GIVEN TASK:
Going through the material below, please gather all lines with the word "triangle" in them.

··········

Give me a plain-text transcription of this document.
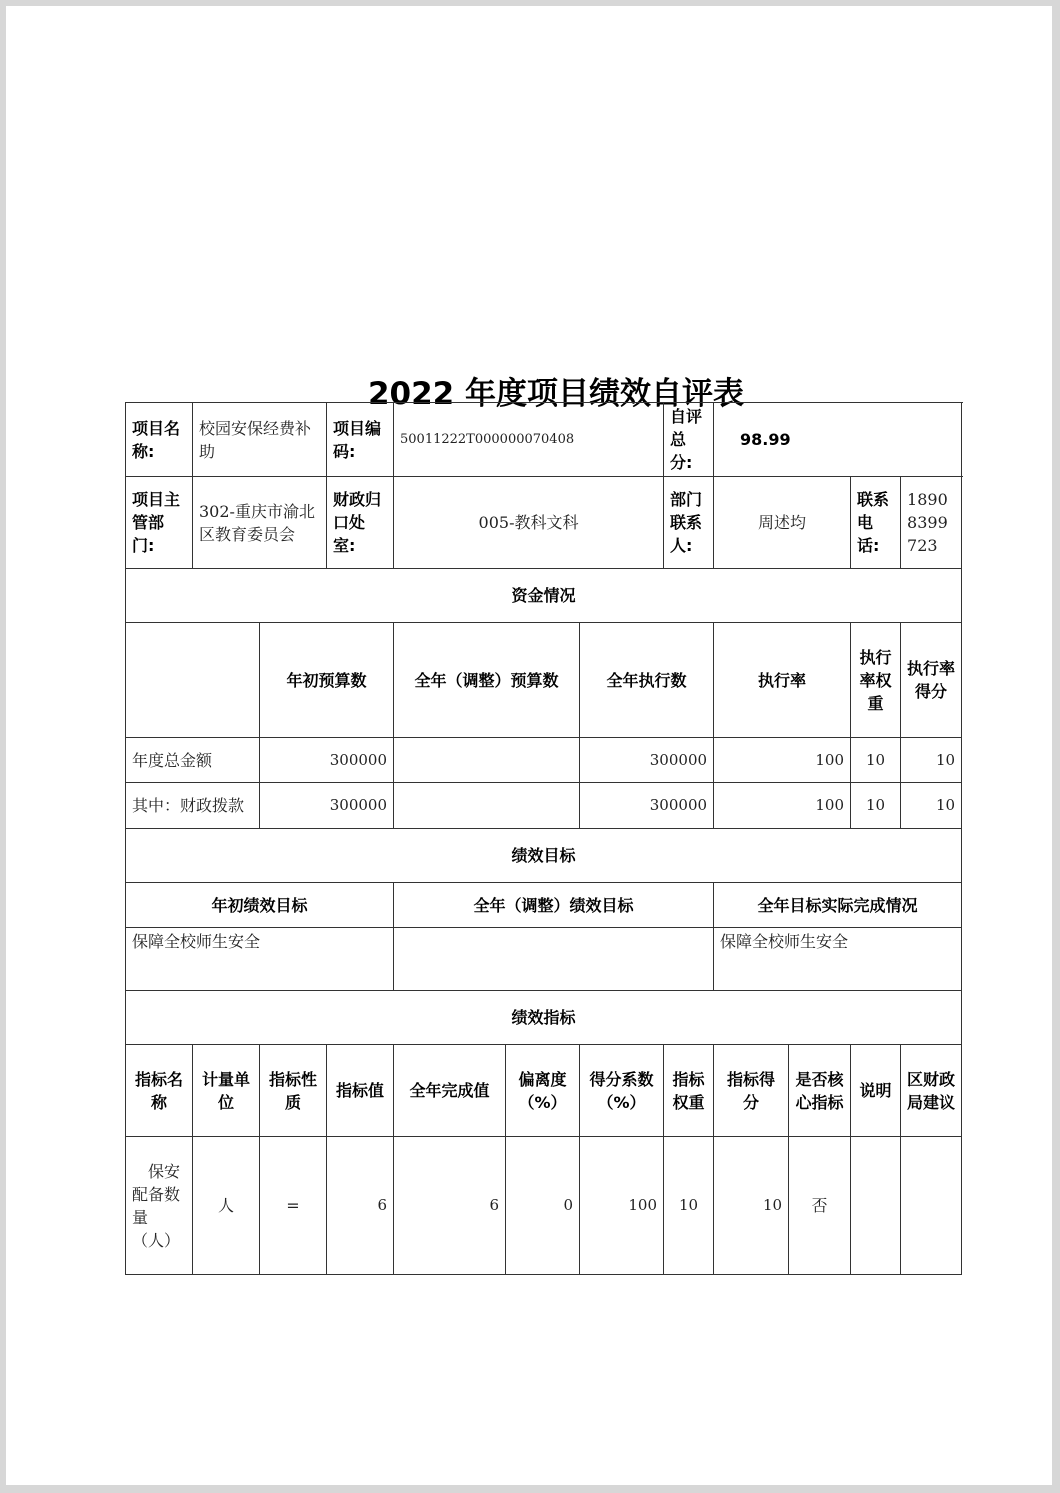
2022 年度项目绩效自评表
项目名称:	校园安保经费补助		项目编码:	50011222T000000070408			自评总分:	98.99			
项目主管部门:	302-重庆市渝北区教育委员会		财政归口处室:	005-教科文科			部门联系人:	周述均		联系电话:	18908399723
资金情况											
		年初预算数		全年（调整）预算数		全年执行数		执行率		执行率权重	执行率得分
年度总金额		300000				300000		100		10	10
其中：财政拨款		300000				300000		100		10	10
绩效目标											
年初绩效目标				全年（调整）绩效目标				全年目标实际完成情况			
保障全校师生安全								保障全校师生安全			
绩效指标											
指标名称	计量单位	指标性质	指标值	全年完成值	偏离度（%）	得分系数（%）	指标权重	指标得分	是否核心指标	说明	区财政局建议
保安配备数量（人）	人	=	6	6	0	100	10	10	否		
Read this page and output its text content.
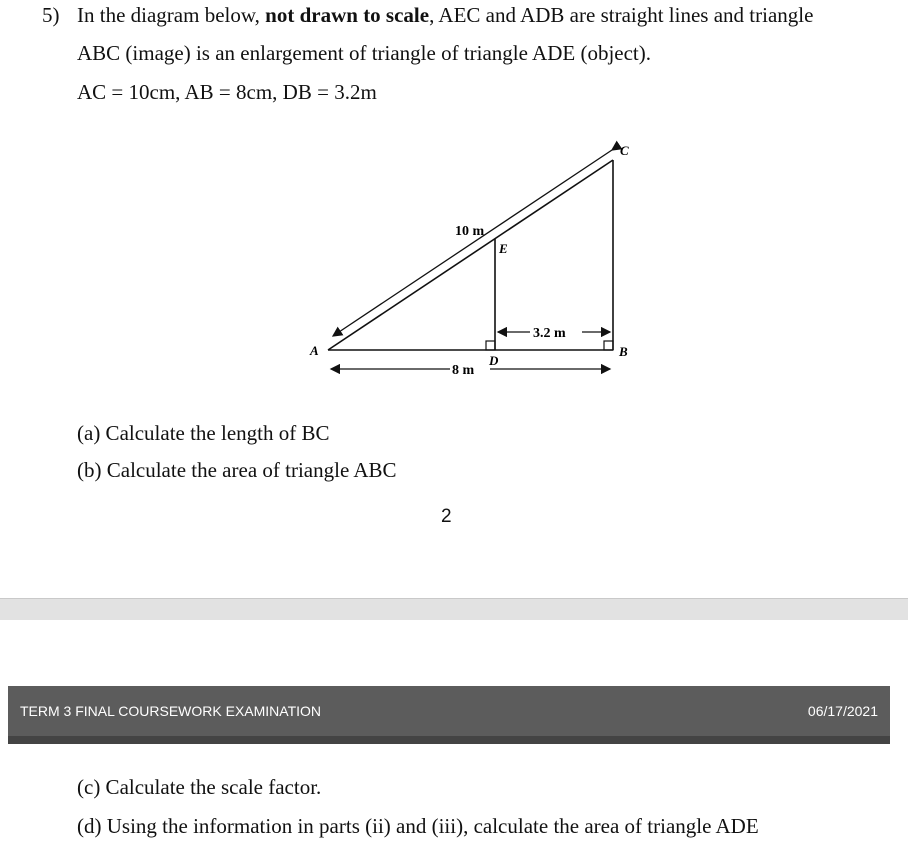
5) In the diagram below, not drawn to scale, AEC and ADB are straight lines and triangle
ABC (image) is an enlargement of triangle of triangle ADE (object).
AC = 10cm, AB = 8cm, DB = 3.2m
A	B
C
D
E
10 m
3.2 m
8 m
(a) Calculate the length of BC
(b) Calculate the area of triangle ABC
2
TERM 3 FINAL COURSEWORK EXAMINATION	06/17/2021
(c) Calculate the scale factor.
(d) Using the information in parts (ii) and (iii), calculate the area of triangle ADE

··········

SOLUTION FOR THIS PROBLEM:
5) In the diagram below, not drawn to scale, AEC and ADB are straight lines and triangle
ABC (image) is an enlargement of triangle of triangle ADE (object).
(b) Calculate the area of triangle ABC
(d) Using the information in parts (ii) and (iii), calculate the area of triangle ADE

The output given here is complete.